-- BEGIN DATA SHOWN --
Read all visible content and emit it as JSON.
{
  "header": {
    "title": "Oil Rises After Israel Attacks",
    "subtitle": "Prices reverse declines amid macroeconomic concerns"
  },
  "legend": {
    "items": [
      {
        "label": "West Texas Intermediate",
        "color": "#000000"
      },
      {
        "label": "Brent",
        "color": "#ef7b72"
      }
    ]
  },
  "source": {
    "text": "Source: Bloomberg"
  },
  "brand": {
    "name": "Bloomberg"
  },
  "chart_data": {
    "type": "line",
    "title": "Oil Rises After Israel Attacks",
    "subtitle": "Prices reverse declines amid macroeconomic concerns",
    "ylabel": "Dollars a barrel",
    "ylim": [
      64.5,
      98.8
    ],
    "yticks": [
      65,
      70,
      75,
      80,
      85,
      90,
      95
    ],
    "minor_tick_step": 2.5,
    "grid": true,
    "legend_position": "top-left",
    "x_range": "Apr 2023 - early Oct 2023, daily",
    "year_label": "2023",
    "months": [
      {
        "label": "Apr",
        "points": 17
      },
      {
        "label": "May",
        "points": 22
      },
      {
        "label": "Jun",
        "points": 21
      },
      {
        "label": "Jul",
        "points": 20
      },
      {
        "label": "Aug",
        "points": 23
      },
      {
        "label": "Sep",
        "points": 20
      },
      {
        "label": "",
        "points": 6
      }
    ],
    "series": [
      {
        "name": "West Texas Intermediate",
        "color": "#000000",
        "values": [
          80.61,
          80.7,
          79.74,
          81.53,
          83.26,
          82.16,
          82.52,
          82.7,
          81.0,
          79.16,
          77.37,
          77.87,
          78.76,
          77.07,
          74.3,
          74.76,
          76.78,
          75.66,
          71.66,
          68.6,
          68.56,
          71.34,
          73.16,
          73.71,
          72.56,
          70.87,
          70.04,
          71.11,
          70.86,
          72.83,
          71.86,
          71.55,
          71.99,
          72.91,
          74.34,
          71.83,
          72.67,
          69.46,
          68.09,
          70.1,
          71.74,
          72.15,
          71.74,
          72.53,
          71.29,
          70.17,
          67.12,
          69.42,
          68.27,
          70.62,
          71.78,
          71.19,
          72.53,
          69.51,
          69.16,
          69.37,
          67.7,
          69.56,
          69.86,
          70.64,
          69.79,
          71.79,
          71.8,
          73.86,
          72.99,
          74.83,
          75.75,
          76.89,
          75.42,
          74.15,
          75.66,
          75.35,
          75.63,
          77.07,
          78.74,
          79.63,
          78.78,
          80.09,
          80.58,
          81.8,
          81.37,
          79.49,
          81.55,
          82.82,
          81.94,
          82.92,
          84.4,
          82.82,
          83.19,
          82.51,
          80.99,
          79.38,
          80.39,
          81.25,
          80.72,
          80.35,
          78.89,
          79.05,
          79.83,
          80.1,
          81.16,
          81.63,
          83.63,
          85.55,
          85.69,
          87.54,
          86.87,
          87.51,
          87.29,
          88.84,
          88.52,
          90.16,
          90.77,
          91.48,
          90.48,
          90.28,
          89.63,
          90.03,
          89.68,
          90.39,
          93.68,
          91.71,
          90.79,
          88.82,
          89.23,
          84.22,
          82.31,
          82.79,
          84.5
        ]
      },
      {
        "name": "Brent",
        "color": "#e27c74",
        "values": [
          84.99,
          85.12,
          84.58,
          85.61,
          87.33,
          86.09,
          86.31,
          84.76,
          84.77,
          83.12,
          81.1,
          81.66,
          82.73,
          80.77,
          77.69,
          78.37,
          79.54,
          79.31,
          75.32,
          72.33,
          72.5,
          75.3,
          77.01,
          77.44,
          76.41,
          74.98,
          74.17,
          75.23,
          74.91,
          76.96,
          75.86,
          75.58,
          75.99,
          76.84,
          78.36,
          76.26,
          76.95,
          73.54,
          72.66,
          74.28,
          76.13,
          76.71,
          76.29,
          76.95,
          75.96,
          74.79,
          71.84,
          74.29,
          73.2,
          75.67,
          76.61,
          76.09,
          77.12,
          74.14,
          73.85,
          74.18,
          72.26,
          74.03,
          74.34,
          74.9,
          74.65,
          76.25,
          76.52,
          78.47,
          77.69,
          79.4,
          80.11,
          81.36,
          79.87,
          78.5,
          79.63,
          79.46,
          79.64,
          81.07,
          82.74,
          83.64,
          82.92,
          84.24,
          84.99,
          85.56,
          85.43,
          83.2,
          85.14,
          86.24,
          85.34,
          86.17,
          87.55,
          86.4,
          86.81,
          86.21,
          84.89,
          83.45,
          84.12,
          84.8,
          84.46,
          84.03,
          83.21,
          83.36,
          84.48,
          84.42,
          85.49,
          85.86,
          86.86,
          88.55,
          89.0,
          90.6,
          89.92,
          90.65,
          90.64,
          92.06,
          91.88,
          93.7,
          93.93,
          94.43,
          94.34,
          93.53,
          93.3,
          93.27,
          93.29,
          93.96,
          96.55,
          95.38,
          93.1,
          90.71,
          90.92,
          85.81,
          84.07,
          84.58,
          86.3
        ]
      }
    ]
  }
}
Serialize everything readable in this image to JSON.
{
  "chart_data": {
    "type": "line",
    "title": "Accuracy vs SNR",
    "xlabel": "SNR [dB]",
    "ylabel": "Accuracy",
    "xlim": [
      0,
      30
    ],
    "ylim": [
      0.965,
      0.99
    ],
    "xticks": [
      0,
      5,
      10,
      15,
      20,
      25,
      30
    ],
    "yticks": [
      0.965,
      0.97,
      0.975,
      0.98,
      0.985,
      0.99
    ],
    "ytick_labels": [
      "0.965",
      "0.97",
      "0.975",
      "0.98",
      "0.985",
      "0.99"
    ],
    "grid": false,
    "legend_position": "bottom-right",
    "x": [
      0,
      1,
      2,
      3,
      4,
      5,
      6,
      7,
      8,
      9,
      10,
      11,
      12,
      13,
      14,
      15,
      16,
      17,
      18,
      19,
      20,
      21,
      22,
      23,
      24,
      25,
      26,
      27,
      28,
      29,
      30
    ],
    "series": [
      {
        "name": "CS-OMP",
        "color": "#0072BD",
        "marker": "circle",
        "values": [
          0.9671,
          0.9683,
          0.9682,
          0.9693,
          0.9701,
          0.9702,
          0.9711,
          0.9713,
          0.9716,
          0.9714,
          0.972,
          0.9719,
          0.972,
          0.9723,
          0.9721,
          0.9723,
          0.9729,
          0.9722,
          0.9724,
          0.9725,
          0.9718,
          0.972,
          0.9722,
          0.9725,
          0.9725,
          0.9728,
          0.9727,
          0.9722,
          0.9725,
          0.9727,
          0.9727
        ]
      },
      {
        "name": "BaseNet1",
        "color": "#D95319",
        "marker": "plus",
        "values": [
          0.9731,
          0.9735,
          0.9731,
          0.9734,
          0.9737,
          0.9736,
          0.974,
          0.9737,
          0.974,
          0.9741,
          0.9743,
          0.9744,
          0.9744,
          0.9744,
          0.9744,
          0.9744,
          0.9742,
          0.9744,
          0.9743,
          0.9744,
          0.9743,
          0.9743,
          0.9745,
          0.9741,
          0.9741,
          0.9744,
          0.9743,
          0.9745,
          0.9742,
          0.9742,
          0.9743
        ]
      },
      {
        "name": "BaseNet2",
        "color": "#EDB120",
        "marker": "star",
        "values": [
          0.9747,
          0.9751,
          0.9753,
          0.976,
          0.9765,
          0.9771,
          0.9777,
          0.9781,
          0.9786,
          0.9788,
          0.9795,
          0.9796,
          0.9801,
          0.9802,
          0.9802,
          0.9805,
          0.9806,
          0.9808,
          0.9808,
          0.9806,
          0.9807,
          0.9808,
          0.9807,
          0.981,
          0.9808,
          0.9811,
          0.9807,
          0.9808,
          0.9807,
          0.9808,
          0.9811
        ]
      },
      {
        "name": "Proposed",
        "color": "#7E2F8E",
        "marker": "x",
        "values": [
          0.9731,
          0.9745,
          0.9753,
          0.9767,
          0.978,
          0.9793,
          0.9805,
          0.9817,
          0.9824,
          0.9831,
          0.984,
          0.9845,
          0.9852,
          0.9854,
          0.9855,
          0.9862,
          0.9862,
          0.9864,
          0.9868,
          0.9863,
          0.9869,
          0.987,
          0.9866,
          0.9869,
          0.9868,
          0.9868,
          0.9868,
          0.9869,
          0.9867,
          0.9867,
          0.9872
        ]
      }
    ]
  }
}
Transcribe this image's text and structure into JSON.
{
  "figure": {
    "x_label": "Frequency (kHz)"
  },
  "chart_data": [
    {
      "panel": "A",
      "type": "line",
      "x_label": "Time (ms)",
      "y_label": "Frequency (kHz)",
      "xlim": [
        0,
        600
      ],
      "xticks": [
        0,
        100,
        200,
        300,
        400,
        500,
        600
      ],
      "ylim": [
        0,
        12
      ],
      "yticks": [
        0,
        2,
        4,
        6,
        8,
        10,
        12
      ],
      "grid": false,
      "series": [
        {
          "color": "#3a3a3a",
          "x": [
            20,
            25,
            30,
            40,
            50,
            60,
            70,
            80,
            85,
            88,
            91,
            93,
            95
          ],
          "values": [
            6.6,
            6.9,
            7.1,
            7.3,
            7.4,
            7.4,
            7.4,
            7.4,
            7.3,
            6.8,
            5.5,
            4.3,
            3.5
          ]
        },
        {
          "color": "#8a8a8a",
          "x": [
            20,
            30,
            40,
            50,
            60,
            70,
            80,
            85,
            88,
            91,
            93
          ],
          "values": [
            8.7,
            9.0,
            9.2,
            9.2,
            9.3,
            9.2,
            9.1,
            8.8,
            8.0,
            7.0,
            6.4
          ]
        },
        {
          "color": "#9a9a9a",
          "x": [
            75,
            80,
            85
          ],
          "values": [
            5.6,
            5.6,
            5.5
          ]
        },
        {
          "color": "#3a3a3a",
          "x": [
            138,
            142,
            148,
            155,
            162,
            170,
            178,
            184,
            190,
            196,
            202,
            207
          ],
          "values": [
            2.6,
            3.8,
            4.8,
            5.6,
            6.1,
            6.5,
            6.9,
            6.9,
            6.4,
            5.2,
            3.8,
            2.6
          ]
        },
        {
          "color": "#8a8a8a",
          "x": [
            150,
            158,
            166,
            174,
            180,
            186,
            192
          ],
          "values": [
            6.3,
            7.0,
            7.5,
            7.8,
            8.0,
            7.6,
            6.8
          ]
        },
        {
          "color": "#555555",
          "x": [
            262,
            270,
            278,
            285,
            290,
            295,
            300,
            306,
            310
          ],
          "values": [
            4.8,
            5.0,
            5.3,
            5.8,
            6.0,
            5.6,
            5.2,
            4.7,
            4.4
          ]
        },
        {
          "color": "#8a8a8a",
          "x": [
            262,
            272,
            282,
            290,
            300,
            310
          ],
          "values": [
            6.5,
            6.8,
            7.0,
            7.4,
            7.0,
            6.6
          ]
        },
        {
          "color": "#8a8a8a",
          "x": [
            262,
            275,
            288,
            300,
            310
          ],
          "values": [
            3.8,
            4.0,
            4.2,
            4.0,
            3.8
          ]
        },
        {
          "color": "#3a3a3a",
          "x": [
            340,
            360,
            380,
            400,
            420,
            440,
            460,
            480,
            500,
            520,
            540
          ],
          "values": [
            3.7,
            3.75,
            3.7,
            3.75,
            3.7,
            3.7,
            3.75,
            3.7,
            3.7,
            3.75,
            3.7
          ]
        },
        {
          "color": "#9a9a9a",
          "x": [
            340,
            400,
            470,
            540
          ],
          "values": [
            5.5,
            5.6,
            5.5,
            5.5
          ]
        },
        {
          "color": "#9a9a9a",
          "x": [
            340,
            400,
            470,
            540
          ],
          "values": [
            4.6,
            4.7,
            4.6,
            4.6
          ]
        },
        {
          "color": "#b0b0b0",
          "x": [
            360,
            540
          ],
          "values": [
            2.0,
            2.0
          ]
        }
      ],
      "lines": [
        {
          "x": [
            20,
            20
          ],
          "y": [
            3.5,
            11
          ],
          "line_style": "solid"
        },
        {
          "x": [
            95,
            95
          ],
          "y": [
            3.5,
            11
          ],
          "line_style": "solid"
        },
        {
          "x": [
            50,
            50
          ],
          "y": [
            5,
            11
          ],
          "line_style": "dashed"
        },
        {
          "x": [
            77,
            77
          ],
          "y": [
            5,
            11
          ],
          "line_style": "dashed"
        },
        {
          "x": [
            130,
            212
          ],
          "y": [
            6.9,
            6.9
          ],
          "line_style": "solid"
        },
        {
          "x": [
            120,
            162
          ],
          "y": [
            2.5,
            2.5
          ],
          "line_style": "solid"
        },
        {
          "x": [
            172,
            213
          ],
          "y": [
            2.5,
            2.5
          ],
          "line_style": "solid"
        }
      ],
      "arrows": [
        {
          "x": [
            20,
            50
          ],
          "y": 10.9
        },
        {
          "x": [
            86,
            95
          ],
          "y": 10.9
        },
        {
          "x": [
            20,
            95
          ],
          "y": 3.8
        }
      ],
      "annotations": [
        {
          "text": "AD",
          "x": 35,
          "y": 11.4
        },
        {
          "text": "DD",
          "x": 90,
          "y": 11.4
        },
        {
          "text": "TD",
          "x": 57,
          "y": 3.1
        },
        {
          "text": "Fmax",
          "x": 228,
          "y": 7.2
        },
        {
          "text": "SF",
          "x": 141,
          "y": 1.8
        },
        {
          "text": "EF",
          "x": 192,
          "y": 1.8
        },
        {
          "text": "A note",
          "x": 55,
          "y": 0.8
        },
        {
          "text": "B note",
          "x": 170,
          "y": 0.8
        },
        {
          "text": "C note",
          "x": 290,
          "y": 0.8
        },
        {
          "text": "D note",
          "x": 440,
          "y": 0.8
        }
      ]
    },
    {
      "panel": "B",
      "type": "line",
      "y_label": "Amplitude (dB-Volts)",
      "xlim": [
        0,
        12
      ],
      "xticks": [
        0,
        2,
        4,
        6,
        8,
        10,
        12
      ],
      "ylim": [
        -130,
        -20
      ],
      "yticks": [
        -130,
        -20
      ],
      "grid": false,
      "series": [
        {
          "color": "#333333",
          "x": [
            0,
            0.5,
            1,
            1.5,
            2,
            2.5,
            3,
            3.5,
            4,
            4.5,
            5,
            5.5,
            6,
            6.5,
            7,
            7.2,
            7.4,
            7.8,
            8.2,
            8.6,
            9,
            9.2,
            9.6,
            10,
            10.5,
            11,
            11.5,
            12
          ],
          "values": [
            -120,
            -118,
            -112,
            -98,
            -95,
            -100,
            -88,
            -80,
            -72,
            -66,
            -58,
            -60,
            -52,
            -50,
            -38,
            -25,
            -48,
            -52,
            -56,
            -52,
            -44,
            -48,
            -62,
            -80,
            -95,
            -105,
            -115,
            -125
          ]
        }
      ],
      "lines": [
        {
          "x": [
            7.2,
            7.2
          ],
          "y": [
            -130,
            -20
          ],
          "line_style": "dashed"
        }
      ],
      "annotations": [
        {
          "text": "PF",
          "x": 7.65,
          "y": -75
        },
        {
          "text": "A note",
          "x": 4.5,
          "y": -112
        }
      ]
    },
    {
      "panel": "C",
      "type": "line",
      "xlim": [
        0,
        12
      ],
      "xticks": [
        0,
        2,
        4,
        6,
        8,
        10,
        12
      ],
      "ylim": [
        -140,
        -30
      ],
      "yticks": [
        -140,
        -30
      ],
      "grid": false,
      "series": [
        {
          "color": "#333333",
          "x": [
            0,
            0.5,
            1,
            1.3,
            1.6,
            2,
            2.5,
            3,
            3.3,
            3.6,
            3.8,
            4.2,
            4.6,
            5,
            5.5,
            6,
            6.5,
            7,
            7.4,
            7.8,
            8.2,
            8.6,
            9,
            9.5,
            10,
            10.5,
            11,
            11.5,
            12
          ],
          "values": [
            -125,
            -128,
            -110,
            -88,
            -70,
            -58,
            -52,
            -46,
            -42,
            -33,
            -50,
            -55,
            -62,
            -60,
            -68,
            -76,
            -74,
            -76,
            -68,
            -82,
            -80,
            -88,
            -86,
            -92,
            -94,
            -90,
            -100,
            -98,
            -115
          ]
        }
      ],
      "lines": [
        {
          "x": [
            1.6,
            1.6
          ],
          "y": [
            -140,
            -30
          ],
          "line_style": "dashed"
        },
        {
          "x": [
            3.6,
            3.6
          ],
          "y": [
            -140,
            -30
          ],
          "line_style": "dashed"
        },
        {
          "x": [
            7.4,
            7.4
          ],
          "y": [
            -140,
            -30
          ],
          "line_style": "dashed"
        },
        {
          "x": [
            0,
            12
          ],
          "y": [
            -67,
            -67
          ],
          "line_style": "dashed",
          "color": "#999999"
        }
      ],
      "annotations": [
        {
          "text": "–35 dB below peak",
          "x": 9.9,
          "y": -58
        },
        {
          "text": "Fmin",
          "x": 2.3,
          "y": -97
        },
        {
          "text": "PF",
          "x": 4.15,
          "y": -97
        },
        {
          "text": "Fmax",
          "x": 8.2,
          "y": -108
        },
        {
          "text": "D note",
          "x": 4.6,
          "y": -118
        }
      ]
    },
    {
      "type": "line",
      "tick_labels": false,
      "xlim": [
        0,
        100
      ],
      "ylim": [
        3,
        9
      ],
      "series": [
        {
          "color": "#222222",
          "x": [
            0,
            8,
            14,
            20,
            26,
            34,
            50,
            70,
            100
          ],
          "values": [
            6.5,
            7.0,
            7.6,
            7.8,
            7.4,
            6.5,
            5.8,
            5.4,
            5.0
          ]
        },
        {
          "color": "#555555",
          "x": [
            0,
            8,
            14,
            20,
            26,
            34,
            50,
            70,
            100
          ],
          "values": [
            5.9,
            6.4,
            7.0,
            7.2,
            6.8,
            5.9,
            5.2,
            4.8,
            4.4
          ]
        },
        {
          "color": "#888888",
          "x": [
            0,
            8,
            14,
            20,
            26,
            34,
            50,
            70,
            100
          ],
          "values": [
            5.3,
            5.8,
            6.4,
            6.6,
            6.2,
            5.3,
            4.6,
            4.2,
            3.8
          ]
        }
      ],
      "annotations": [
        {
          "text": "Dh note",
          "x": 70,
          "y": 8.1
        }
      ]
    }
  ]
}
-- END DATA SHOWN --
● **DIRECTIONS**: Search the entries for the word "subtitle", then list each line that holds it.

● **WRITTEN REPLY**:
    "subtitle": "Prices reverse declines amid macroeconomic concerns"
    "subtitle": "Prices reverse declines amid macroeconomic concerns",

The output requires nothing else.